[Stored dataset items]
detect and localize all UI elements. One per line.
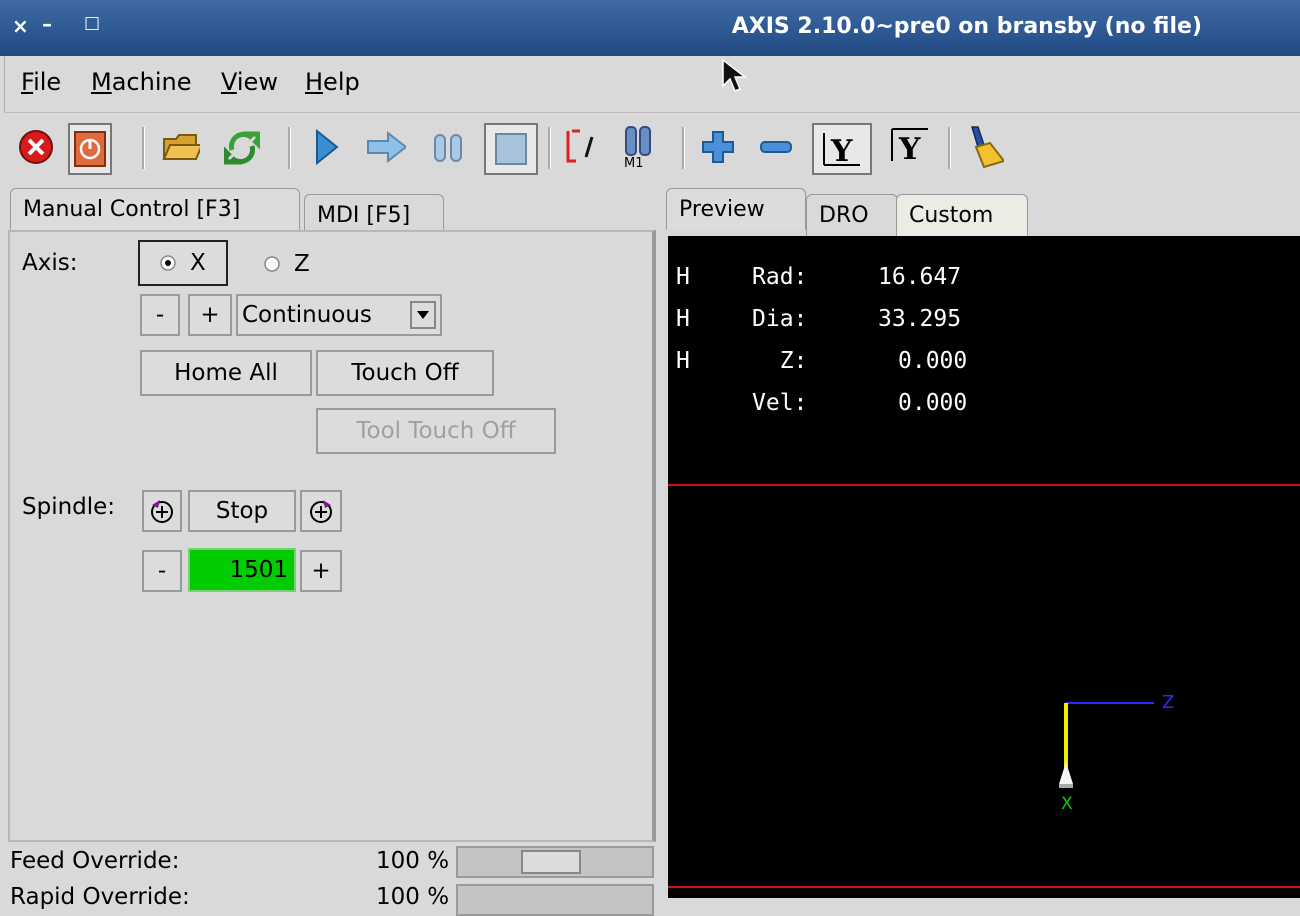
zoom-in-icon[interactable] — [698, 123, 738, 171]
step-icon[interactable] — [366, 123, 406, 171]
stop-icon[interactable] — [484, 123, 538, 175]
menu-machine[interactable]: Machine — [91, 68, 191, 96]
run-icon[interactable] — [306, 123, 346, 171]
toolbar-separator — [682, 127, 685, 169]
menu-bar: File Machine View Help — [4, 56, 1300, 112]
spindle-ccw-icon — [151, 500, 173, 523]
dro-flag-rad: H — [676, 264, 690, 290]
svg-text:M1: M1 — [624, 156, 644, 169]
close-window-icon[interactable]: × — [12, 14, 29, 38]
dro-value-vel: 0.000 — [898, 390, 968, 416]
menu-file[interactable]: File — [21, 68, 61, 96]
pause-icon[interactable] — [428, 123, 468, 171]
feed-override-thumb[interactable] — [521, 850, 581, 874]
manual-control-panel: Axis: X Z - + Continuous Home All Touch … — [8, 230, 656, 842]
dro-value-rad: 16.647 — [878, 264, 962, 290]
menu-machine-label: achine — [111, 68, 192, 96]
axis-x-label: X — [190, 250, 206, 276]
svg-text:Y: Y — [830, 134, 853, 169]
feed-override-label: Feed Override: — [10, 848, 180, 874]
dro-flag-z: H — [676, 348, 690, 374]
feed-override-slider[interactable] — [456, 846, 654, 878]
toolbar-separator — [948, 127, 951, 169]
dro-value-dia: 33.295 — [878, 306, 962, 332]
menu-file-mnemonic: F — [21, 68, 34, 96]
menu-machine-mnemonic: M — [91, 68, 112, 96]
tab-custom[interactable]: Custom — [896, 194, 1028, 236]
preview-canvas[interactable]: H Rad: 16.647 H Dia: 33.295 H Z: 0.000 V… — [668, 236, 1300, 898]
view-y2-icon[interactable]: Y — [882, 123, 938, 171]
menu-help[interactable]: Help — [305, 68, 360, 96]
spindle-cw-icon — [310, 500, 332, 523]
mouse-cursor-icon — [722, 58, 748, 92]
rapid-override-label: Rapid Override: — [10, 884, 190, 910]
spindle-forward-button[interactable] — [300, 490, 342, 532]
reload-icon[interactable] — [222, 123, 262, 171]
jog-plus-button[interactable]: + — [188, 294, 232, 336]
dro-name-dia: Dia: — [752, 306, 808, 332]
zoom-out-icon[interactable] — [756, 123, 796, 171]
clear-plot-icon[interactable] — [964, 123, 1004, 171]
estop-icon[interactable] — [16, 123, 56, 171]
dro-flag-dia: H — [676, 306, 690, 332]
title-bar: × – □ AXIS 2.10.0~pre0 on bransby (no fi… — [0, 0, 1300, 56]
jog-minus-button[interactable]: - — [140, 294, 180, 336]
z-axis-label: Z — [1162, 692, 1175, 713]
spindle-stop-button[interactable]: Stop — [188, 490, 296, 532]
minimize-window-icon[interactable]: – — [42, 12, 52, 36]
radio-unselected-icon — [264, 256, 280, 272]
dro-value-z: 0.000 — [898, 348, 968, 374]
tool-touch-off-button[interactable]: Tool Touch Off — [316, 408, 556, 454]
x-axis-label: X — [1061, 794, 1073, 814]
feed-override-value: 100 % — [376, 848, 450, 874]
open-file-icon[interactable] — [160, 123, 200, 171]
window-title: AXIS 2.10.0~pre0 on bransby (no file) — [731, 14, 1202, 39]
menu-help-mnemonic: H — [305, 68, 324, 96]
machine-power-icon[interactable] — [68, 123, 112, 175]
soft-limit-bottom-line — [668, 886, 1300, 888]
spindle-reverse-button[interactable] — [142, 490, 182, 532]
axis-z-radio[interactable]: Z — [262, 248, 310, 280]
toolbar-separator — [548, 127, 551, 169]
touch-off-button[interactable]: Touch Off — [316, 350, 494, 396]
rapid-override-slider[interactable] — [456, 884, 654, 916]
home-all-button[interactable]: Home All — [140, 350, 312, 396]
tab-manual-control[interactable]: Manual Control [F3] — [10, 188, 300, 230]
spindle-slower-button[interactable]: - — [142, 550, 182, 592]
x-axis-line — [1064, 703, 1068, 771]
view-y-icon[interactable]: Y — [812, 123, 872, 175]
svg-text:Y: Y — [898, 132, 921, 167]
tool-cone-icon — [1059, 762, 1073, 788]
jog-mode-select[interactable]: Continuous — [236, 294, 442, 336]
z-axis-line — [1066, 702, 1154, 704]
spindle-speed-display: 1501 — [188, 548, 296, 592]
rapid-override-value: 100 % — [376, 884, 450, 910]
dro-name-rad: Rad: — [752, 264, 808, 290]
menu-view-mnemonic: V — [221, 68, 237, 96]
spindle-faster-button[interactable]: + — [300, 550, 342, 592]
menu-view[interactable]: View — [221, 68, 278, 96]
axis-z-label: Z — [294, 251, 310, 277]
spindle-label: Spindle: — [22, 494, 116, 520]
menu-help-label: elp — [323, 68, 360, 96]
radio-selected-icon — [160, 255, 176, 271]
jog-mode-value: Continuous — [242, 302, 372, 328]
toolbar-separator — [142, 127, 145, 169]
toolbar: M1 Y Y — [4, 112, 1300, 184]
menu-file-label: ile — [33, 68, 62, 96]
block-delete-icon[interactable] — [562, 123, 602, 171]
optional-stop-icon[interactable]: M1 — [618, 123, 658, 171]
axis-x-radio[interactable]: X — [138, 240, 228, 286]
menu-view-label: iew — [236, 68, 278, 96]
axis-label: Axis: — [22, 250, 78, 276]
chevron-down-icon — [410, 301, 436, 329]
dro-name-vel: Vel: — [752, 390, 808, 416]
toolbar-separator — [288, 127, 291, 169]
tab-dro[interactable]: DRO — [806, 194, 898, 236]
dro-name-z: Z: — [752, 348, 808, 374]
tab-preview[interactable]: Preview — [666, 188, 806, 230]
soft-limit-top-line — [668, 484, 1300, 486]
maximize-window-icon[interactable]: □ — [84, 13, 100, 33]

→ **TASK BRIEF**: Write out every line of the records above word for word, leaving out the pictures.

→ **SOLUTION TO THE EXERCISE**:
detect and localize all UI elements. One per line.
zoom-in-icon[interactable] — [698, 123, 738, 171]
step-icon[interactable] — [366, 123, 406, 171]
stop-icon[interactable] — [484, 123, 538, 175]
menu-machine[interactable]: Machine — [91, 68, 191, 96]
run-icon[interactable] — [306, 123, 346, 171]
toolbar-separator — [682, 127, 685, 169]
menu-bar: File Machine View Help — [4, 56, 1300, 112]
spindle-ccw-icon — [151, 500, 173, 523]
dro-flag-rad: H — [676, 264, 690, 290]
svg-text:M1: M1 — [624, 156, 644, 169]
close-window-icon[interactable]: × — [12, 14, 29, 38]
dro-value-vel: 0.000 — [898, 390, 968, 416]
menu-file[interactable]: File — [21, 68, 61, 96]
pause-icon[interactable] — [428, 123, 468, 171]
feed-override-thumb[interactable] — [521, 850, 581, 874]
manual-control-panel: Axis: X Z - + Continuous Home All Touch … — [8, 230, 656, 842]
dro-value-rad: 16.647 — [878, 264, 962, 290]
menu-machine-label: achine — [111, 68, 192, 96]
axis-x-label: X — [190, 250, 206, 276]
svg-text:Y: Y — [830, 134, 853, 169]
feed-override-label: Feed Override: — [10, 848, 180, 874]
dro-flag-z: H — [676, 348, 690, 374]
feed-override-slider[interactable] — [456, 846, 654, 878]
toolbar-separator — [948, 127, 951, 169]
dro-value-dia: 33.295 — [878, 306, 962, 332]
menu-file-mnemonic: F — [21, 68, 34, 96]
menu-machine-mnemonic: M — [91, 68, 112, 96]
tab-custom[interactable]: Custom — [896, 194, 1028, 236]
preview-canvas[interactable]: H Rad: 16.647 H Dia: 33.295 H Z: 0.000 V… — [668, 236, 1300, 898]
view-y2-icon[interactable]: Y — [882, 123, 938, 171]
menu-help[interactable]: Help — [305, 68, 360, 96]
spindle-cw-icon — [310, 500, 332, 523]
mouse-cursor-icon — [722, 58, 748, 92]
rapid-override-label: Rapid Override: — [10, 884, 190, 910]
spindle-forward-button[interactable] — [300, 490, 342, 532]
reload-icon[interactable] — [222, 123, 262, 171]
jog-plus-button[interactable]: + — [188, 294, 232, 336]
dro-name-dia: Dia: — [752, 306, 808, 332]
zoom-out-icon[interactable] — [756, 123, 796, 171]
clear-plot-icon[interactable] — [964, 123, 1004, 171]
estop-icon[interactable] — [16, 123, 56, 171]
dro-flag-dia: H — [676, 306, 690, 332]
title-bar: × – □ AXIS 2.10.0~pre0 on bransby (no fi… — [0, 0, 1300, 56]
jog-minus-button[interactable]: - — [140, 294, 180, 336]
z-axis-label: Z — [1162, 692, 1175, 713]
spindle-stop-button[interactable]: Stop — [188, 490, 296, 532]
minimize-window-icon[interactable]: – — [42, 12, 52, 36]
radio-unselected-icon — [264, 256, 280, 272]
dro-value-z: 0.000 — [898, 348, 968, 374]
tool-touch-off-button[interactable]: Tool Touch Off — [316, 408, 556, 454]
x-axis-label: X — [1061, 794, 1073, 814]
feed-override-value: 100 % — [376, 848, 450, 874]
open-file-icon[interactable] — [160, 123, 200, 171]
window-title: AXIS 2.10.0~pre0 on bransby (no file) — [731, 14, 1202, 39]
menu-help-mnemonic: H — [305, 68, 324, 96]
machine-power-icon[interactable] — [68, 123, 112, 175]
soft-limit-bottom-line — [668, 886, 1300, 888]
spindle-reverse-button[interactable] — [142, 490, 182, 532]
axis-z-radio[interactable]: Z — [262, 248, 310, 280]
toolbar-separator — [548, 127, 551, 169]
touch-off-button[interactable]: Touch Off — [316, 350, 494, 396]
rapid-override-slider[interactable] — [456, 884, 654, 916]
home-all-button[interactable]: Home All — [140, 350, 312, 396]
tab-manual-control[interactable]: Manual Control [F3] — [10, 188, 300, 230]
spindle-slower-button[interactable]: - — [142, 550, 182, 592]
x-axis-line — [1064, 703, 1068, 771]
view-y-icon[interactable]: Y — [812, 123, 872, 175]
svg-text:Y: Y — [898, 132, 921, 167]
tool-cone-icon — [1059, 762, 1073, 788]
jog-mode-select[interactable]: Continuous — [236, 294, 442, 336]
z-axis-line — [1066, 702, 1154, 704]
spindle-speed-display: 1501 — [188, 548, 296, 592]
rapid-override-value: 100 % — [376, 884, 450, 910]
dro-name-rad: Rad: — [752, 264, 808, 290]
menu-view-mnemonic: V — [221, 68, 237, 96]
spindle-faster-button[interactable]: + — [300, 550, 342, 592]
menu-view[interactable]: View — [221, 68, 278, 96]
axis-z-label: Z — [294, 251, 310, 277]
spindle-label: Spindle: — [22, 494, 116, 520]
menu-help-label: elp — [323, 68, 360, 96]
radio-selected-icon — [160, 255, 176, 271]
jog-mode-value: Continuous — [242, 302, 372, 328]
toolbar-separator — [142, 127, 145, 169]
toolbar: M1 Y Y — [4, 112, 1300, 184]
menu-file-label: ile — [33, 68, 62, 96]
block-delete-icon[interactable] — [562, 123, 602, 171]
optional-stop-icon[interactable]: M1 — [618, 123, 658, 171]
axis-x-radio[interactable]: X — [138, 240, 228, 286]
menu-view-label: iew — [236, 68, 278, 96]
axis-label: Axis: — [22, 250, 78, 276]
chevron-down-icon — [410, 301, 436, 329]
dro-name-vel: Vel: — [752, 390, 808, 416]
toolbar-separator — [288, 127, 291, 169]
tab-dro[interactable]: DRO — [806, 194, 898, 236]
dro-name-z: Z: — [752, 348, 808, 374]
tab-preview[interactable]: Preview — [666, 188, 806, 230]
soft-limit-top-line — [668, 484, 1300, 486]
maximize-window-icon[interactable]: □ — [84, 13, 100, 33]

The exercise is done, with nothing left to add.